## What is expected
All of the data must be printed exactly; please include every line.
━━━━━━━━━━━━━━━━━━━━
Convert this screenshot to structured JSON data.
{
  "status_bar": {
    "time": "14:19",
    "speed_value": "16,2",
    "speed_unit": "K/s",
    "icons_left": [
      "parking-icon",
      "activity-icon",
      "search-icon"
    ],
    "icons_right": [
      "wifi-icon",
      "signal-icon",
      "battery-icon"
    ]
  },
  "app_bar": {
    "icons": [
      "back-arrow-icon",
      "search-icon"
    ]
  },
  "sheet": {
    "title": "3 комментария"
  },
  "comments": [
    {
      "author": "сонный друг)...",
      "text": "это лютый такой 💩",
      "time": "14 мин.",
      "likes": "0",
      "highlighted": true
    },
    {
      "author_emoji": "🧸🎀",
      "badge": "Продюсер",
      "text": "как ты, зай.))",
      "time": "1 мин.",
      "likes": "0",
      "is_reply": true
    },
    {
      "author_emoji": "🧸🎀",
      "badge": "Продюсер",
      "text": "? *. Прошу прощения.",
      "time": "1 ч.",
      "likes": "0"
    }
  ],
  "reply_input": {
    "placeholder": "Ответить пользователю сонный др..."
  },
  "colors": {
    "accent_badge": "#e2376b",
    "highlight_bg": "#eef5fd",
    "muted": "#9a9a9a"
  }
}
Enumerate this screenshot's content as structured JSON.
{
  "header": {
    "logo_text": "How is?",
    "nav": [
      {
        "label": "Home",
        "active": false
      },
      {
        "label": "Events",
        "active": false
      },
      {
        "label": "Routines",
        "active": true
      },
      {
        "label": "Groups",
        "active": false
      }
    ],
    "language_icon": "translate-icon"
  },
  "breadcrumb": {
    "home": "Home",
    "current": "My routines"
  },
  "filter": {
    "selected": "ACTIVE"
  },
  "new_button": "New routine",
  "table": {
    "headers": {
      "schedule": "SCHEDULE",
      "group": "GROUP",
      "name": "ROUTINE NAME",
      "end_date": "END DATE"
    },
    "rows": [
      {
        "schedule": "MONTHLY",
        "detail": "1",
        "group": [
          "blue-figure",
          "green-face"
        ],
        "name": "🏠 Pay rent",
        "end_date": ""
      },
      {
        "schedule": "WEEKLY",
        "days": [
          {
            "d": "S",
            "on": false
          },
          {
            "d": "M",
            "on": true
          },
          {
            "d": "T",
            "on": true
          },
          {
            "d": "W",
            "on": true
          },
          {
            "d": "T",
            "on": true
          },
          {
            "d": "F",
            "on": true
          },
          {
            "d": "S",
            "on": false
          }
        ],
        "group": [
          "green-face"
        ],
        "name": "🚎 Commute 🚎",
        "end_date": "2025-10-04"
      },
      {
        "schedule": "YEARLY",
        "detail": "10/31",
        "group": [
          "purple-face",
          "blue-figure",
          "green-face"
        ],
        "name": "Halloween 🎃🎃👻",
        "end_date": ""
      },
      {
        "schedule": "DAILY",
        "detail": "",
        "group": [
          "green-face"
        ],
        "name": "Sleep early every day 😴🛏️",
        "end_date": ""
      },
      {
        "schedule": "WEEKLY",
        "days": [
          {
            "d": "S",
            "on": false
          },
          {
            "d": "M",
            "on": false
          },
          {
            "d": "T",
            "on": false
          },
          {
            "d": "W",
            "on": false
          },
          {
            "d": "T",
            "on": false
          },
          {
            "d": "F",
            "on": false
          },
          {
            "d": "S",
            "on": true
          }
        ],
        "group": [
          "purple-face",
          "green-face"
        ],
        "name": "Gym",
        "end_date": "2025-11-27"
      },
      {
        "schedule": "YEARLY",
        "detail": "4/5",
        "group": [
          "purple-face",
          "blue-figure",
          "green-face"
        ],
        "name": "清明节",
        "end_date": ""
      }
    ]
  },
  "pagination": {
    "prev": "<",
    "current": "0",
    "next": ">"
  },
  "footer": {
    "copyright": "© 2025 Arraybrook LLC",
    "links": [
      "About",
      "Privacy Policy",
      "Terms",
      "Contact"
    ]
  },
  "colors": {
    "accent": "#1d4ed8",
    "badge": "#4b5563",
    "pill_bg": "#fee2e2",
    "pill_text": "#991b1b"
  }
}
━━━━━━━━━━━━━━━━━━━━
## Task answer
Convert this screenshot to structured JSON data.
{
  "status_bar": {
    "time": "14:19",
    "speed_value": "16,2",
    "speed_unit": "K/s",
    "icons_left": [
      "parking-icon",
      "activity-icon",
      "search-icon"
    ],
    "icons_right": [
      "wifi-icon",
      "signal-icon",
      "battery-icon"
    ]
  },
  "app_bar": {
    "icons": [
      "back-arrow-icon",
      "search-icon"
    ]
  },
  "sheet": {
    "title": "3 комментария"
  },
  "comments": [
    {
      "author": "сонный друг)...",
      "text": "это лютый такой 💩",
      "time": "14 мин.",
      "likes": "0",
      "highlighted": true
    },
    {
      "author_emoji": "🧸🎀",
      "badge": "Продюсер",
      "text": "как ты, зай.))",
      "time": "1 мин.",
      "likes": "0",
      "is_reply": true
    },
    {
      "author_emoji": "🧸🎀",
      "badge": "Продюсер",
      "text": "? *. Прошу прощения.",
      "time": "1 ч.",
      "likes": "0"
    }
  ],
  "reply_input": {
    "placeholder": "Ответить пользователю сонный др..."
  },
  "colors": {
    "accent_badge": "#e2376b",
    "highlight_bg": "#eef5fd",
    "muted": "#9a9a9a"
  }
}
Enumerate this screenshot's content as structured JSON.
{
  "header": {
    "logo_text": "How is?",
    "nav": [
      {
        "label": "Home",
        "active": false
      },
      {
        "label": "Events",
        "active": false
      },
      {
        "label": "Routines",
        "active": true
      },
      {
        "label": "Groups",
        "active": false
      }
    ],
    "language_icon": "translate-icon"
  },
  "breadcrumb": {
    "home": "Home",
    "current": "My routines"
  },
  "filter": {
    "selected": "ACTIVE"
  },
  "new_button": "New routine",
  "table": {
    "headers": {
      "schedule": "SCHEDULE",
      "group": "GROUP",
      "name": "ROUTINE NAME",
      "end_date": "END DATE"
    },
    "rows": [
      {
        "schedule": "MONTHLY",
        "detail": "1",
        "group": [
          "blue-figure",
          "green-face"
        ],
        "name": "🏠 Pay rent",
        "end_date": ""
      },
      {
        "schedule": "WEEKLY",
        "days": [
          {
            "d": "S",
            "on": false
          },
          {
            "d": "M",
            "on": true
          },
          {
            "d": "T",
            "on": true
          },
          {
            "d": "W",
            "on": true
          },
          {
            "d": "T",
            "on": true
          },
          {
            "d": "F",
            "on": true
          },
          {
            "d": "S",
            "on": false
          }
        ],
        "group": [
          "green-face"
        ],
        "name": "🚎 Commute 🚎",
        "end_date": "2025-10-04"
      },
      {
        "schedule": "YEARLY",
        "detail": "10/31",
        "group": [
          "purple-face",
          "blue-figure",
          "green-face"
        ],
        "name": "Halloween 🎃🎃👻",
        "end_date": ""
      },
      {
        "schedule": "DAILY",
        "detail": "",
        "group": [
          "green-face"
        ],
        "name": "Sleep early every day 😴🛏️",
        "end_date": ""
      },
      {
        "schedule": "WEEKLY",
        "days": [
          {
            "d": "S",
            "on": false
          },
          {
            "d": "M",
            "on": false
          },
          {
            "d": "T",
            "on": false
          },
          {
            "d": "W",
            "on": false
          },
          {
            "d": "T",
            "on": false
          },
          {
            "d": "F",
            "on": false
          },
          {
            "d": "S",
            "on": true
          }
        ],
        "group": [
          "purple-face",
          "green-face"
        ],
        "name": "Gym",
        "end_date": "2025-11-27"
      },
      {
        "schedule": "YEARLY",
        "detail": "4/5",
        "group": [
          "purple-face",
          "blue-figure",
          "green-face"
        ],
        "name": "清明节",
        "end_date": ""
      }
    ]
  },
  "pagination": {
    "prev": "<",
    "current": "0",
    "next": ">"
  },
  "footer": {
    "copyright": "© 2025 Arraybrook LLC",
    "links": [
      "About",
      "Privacy Policy",
      "Terms",
      "Contact"
    ]
  },
  "colors": {
    "accent": "#1d4ed8",
    "badge": "#4b5563",
    "pill_bg": "#fee2e2",
    "pill_text": "#991b1b"
  }
}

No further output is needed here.